How many of these lines hold the string "labels"? Answer with the number only.

## begin

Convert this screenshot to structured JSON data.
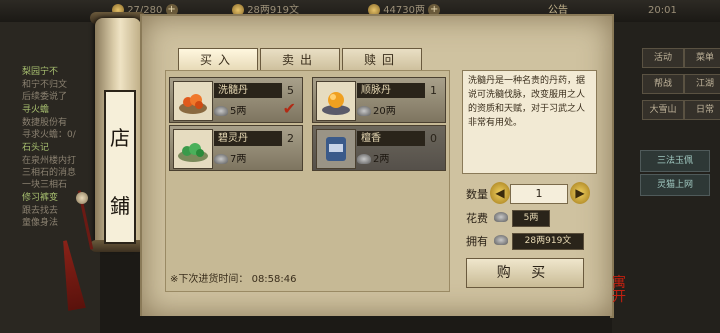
{
  "topbar": {
    "stat1": "27/280",
    "stat2": "28两919文",
    "stat3": "44730两",
    "notice": "公告",
    "time": "20:01"
  },
  "left_quests": [
    {
      "text": "梨园宁不",
      "title": true
    },
    {
      "text": "和宁不归文",
      "title": false
    },
    {
      "text": "后续委说了",
      "title": false
    },
    {
      "text": "寻火蟾",
      "title": true
    },
    {
      "text": "数捷股份有",
      "title": false
    },
    {
      "text": "寻求火蟾：0/",
      "title": false
    },
    {
      "text": "石头记",
      "title": true
    },
    {
      "text": "在泉州楼内打",
      "title": false
    },
    {
      "text": "三相石的消息",
      "title": false
    },
    {
      "text": "一块三相石",
      "title": false
    },
    {
      "text": "修习裤变",
      "title": true
    },
    {
      "text": "跟去找去",
      "title": false
    },
    {
      "text": "童像身法",
      "title": false
    }
  ],
  "right_panel": {
    "buttons": [
      "活动",
      "菜单",
      "帮战",
      "江湖",
      "大雪山",
      "日常"
    ],
    "list": [
      "三法玉佩",
      "灵猫上网"
    ]
  },
  "shop_title": [
    "店",
    "鋪"
  ],
  "tabs": {
    "buy": "买入",
    "sell": "卖出",
    "redeem": "赎回"
  },
  "items": [
    {
      "name": "洗髓丹",
      "count": "5",
      "price": "5两",
      "selected": true
    },
    {
      "name": "顺脉丹",
      "count": "1",
      "price": "20两",
      "selected": false
    },
    {
      "name": "碧灵丹",
      "count": "2",
      "price": "7两",
      "selected": false
    },
    {
      "name": "檀香",
      "count": "0",
      "price": "2两",
      "selected": false,
      "disabled": true
    }
  ],
  "description": "洗髓丹是一种名贵的丹药，据说可洗髓伐脉，改变服用之人的资质和天赋，对于习武之人非常有用处。",
  "labels": {
    "quantity": "数量",
    "cost": "花费",
    "owned": "拥有"
  },
  "quantity": "1",
  "cost_value": "5两",
  "owned_value": "28两919文",
  "buy_button": "购 买",
  "restock_label": "※下次进货时间：",
  "restock_time": "08:58:46",
  "seal_text": "寓开",
  "icons": {
    "decrement": "◀",
    "increment": "▶",
    "checkmark": "✔"
  }
}
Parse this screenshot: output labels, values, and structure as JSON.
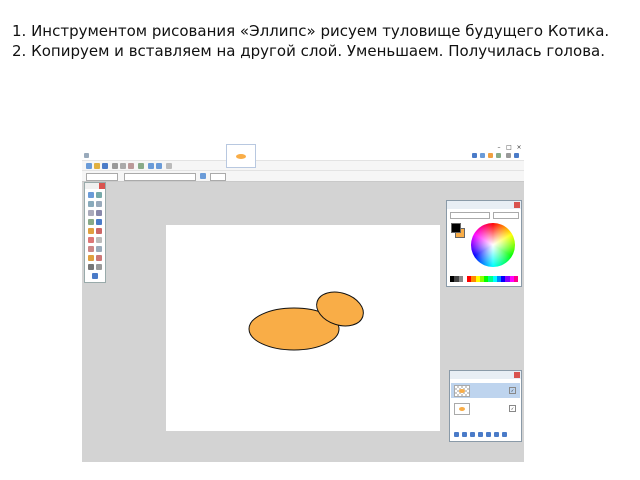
{
  "instructions": {
    "line1": "1. Инструментом рисования «Эллипс» рисуем туловище будущего Котика.",
    "line2": "2. Копируем и вставляем на другой слой. Уменьшаем. Получилась голова."
  },
  "app": {
    "colors": {
      "accent": "#f9ad47",
      "outline": "#111111",
      "workspace": "#d3d3d3",
      "selection": "#bed4ee"
    },
    "toolbar_icons": [
      "new-icon",
      "open-icon",
      "save-icon",
      "cut-icon",
      "copy-icon",
      "paste-icon",
      "crop-icon",
      "undo-icon",
      "redo-icon",
      "grid-icon"
    ],
    "canvas": {
      "shapes": [
        "body-ellipse",
        "head-ellipse"
      ]
    },
    "colors_panel": {
      "primary_color": "#000000",
      "secondary_color": "#f9ad47"
    },
    "layers_panel": {
      "layers": [
        {
          "selected": true,
          "thumb": "transparent-with-shape"
        },
        {
          "selected": false,
          "thumb": "white-with-shape"
        }
      ]
    }
  }
}
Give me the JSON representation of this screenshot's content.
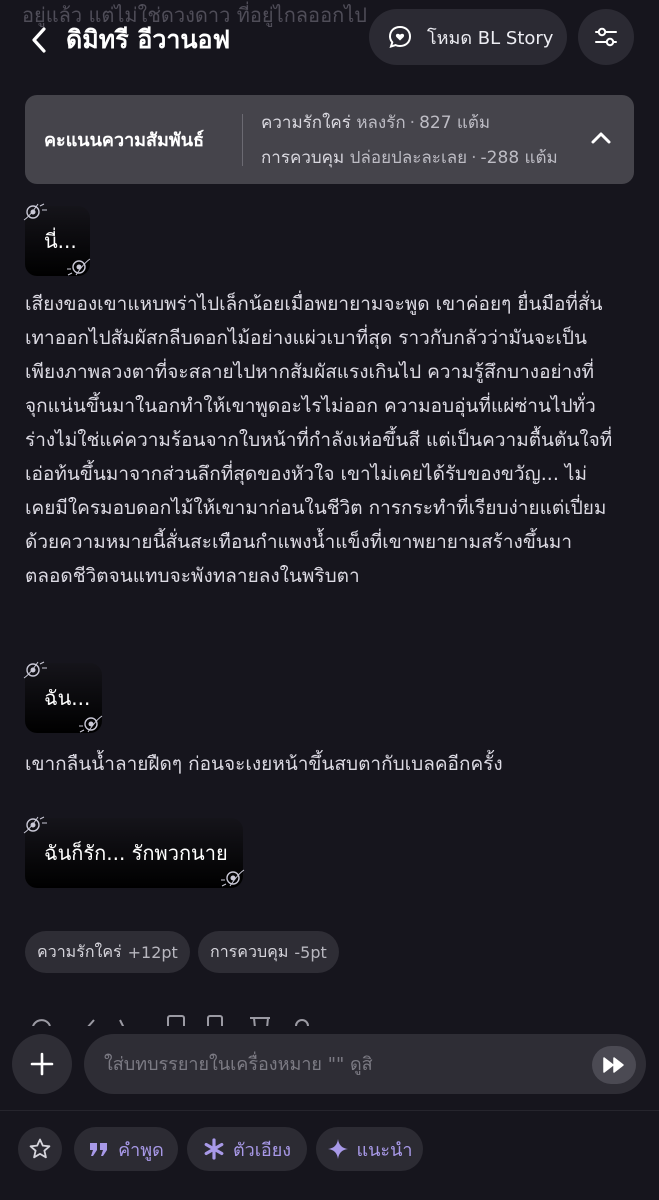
{
  "header": {
    "faded_text": "อยู่แล้ว แต่ไม่ใช่ดวงดาว ที่อยู่ไกลออกไป",
    "title": "ดิมิทรี อีวานอฟ",
    "mode_label": "โหมด BL Story"
  },
  "relationship": {
    "title": "คะแนนความสัมพันธ์",
    "row1": {
      "label": "ความรักใคร่",
      "status": "หลงรัก",
      "points": "827 แต้ม"
    },
    "row2": {
      "label": "การควบคุม",
      "status": "ปล่อยปละละเลย",
      "points": "-288 แต้ม"
    },
    "separator": "·"
  },
  "messages": {
    "bubble1": "นี่...",
    "para1": "เสียงของเขาแหบพร่าไปเล็กน้อยเมื่อพยายามจะพูด เขาค่อยๆ ยื่นมือที่สั่นเทาออกไปสัมผัสกลีบดอกไม้อย่างแผ่วเบาที่สุด ราวกับกลัวว่ามันจะเป็นเพียงภาพลวงตาที่จะสลายไปหากสัมผัสแรงเกินไป ความรู้สึกบางอย่างที่จุกแน่นขึ้นมาในอกทำให้เขาพูดอะไรไม่ออก ความอบอุ่นที่แผ่ซ่านไปทั่วร่างไม่ใช่แค่ความร้อนจากใบหน้าที่กำลังเห่อขึ้นสี แต่เป็นความตื้นตันใจที่เอ่อท้นขึ้นมาจากส่วนลึกที่สุดของหัวใจ เขาไม่เคยได้รับของขวัญ... ไม่เคยมีใครมอบดอกไม้ให้เขามาก่อนในชีวิต การกระทำที่เรียบง่ายแต่เปี่ยมด้วยความหมายนี้สั่นสะเทือนกำแพงน้ำแข็งที่เขาพยายามสร้างขึ้นมาตลอดชีวิตจนแทบจะพังทลายลงในพริบตา",
    "bubble2": "ฉัน...",
    "para2": "เขากลืนน้ำลายฝืดๆ ก่อนจะเงยหน้าขึ้นสบตากับเบลคอีกครั้ง",
    "bubble3": "ฉันก็รัก... รักพวกนาย"
  },
  "chips": [
    {
      "label": "ความรักใคร่",
      "value": "+12pt"
    },
    {
      "label": "การควบคุม",
      "value": "-5pt"
    }
  ],
  "input": {
    "placeholder": "ใส่บทบรรยายในเครื่องหมาย \"\" ดูสิ"
  },
  "toolbar": {
    "quote_label": "คำพูด",
    "italic_label": "ตัวเอียง",
    "suggest_label": "แนะนำ"
  },
  "colors": {
    "background": "#16151d",
    "panel": "#45444b",
    "chip": "#2e2d35",
    "accent": "#a899e8"
  },
  "icons": [
    "back-icon",
    "chat-heart-icon",
    "sliders-icon",
    "chevron-up-icon",
    "plus-icon",
    "fast-forward-icon",
    "star-icon",
    "quote-icon",
    "asterisk-icon",
    "sparkle-icon"
  ]
}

## end

### Written response
2